● **Written request**
Take each line that has the word "подтверждающего" and return it.
start Information given
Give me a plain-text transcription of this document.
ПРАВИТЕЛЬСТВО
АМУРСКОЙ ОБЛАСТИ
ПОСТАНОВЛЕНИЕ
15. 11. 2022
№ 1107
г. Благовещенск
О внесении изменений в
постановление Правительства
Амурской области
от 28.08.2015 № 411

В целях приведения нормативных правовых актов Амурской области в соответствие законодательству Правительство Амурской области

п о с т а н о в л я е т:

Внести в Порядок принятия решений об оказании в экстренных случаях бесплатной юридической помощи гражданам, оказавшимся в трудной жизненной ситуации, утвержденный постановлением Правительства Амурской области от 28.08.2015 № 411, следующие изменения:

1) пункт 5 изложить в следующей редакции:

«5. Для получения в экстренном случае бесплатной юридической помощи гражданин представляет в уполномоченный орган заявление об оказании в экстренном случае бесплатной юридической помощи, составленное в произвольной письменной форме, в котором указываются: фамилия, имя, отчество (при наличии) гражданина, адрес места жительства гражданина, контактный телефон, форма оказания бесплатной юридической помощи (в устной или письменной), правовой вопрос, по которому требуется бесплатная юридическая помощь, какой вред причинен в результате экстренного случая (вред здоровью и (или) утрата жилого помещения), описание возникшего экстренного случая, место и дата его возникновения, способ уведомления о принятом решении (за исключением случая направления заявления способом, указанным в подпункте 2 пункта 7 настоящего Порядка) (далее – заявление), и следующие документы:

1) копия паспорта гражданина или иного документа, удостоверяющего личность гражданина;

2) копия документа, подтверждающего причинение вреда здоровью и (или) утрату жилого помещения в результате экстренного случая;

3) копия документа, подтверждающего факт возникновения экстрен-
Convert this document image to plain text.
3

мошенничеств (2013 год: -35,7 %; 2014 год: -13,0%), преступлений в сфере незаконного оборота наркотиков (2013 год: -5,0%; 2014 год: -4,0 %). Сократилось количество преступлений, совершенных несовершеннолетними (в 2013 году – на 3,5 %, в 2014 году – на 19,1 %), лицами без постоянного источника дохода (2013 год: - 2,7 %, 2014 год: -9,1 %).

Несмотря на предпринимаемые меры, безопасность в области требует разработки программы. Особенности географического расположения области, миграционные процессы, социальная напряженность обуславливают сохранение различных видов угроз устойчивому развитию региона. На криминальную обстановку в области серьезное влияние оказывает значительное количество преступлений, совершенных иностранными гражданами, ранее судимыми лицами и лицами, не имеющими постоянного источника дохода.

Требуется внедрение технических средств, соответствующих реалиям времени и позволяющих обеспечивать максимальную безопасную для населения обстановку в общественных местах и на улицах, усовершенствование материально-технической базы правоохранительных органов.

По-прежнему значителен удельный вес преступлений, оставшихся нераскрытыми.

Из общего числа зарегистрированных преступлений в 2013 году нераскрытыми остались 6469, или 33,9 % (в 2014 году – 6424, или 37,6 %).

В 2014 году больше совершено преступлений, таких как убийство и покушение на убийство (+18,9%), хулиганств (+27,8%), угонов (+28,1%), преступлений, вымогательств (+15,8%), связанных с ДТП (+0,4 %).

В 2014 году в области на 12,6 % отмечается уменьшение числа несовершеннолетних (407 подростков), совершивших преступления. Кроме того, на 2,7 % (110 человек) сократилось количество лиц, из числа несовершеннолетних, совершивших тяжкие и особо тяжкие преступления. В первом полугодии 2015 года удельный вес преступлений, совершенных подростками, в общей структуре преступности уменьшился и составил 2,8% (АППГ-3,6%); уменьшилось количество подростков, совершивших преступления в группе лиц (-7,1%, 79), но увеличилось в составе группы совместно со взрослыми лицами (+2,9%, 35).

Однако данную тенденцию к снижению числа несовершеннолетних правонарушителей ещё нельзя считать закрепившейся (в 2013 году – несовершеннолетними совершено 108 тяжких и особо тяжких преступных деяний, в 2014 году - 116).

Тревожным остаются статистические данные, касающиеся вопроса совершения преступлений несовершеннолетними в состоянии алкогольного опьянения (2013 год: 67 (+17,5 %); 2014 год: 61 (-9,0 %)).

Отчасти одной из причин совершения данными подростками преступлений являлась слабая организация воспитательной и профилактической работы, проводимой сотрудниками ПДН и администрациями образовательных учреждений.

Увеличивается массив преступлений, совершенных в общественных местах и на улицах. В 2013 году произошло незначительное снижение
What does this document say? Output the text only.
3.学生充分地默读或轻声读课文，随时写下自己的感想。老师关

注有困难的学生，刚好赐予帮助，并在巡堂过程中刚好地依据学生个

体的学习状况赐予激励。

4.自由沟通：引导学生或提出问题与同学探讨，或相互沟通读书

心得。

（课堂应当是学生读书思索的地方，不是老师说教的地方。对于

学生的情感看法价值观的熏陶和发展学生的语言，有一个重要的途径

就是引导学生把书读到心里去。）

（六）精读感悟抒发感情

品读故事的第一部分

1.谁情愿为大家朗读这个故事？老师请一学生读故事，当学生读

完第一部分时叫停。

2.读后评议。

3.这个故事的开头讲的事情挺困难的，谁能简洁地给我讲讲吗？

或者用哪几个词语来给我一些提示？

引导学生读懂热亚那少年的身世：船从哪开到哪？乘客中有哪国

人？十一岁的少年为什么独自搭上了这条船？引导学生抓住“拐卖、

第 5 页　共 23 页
end Information given
● **Problem solution**
2) копия документа, подтверждающего причинение вреда здоровью и (или) утрату жилого помещения в результате экстренного случая;
3) копия документа, подтверждающего факт возникновения экстрен-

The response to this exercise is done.